**GIVEN REQUEST**
Restate the listing below word for word, omitting any images.

**Stored data**
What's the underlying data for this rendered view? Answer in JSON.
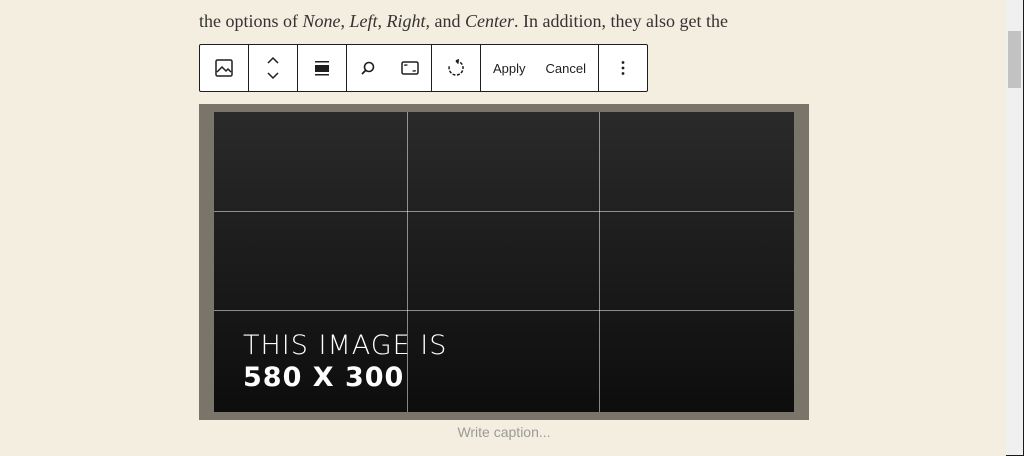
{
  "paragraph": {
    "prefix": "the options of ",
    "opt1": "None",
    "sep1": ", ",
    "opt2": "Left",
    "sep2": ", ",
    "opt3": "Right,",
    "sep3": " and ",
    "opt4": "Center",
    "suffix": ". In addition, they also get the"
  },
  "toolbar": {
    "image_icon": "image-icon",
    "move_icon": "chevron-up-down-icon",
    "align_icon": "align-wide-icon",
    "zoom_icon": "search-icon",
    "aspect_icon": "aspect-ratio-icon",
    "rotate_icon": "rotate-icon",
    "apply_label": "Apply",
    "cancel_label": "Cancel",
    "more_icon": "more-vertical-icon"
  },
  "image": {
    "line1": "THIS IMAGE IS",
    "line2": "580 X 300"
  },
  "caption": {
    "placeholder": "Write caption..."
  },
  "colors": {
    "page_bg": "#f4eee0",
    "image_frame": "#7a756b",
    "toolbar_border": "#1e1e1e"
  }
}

**EXERCISE RESPONSE**
What's the underlying data for this rendered view? Answer in JSON.
{
  "paragraph": {
    "prefix": "the options of ",
    "opt1": "None",
    "sep1": ", ",
    "opt2": "Left",
    "sep2": ", ",
    "opt3": "Right,",
    "sep3": " and ",
    "opt4": "Center",
    "suffix": ". In addition, they also get the"
  },
  "toolbar": {
    "image_icon": "image-icon",
    "move_icon": "chevron-up-down-icon",
    "align_icon": "align-wide-icon",
    "zoom_icon": "search-icon",
    "aspect_icon": "aspect-ratio-icon",
    "rotate_icon": "rotate-icon",
    "apply_label": "Apply",
    "cancel_label": "Cancel",
    "more_icon": "more-vertical-icon"
  },
  "image": {
    "line1": "THIS IMAGE IS",
    "line2": "580 X 300"
  },
  "caption": {
    "placeholder": "Write caption..."
  },
  "colors": {
    "page_bg": "#f4eee0",
    "image_frame": "#7a756b",
    "toolbar_border": "#1e1e1e"
  }
}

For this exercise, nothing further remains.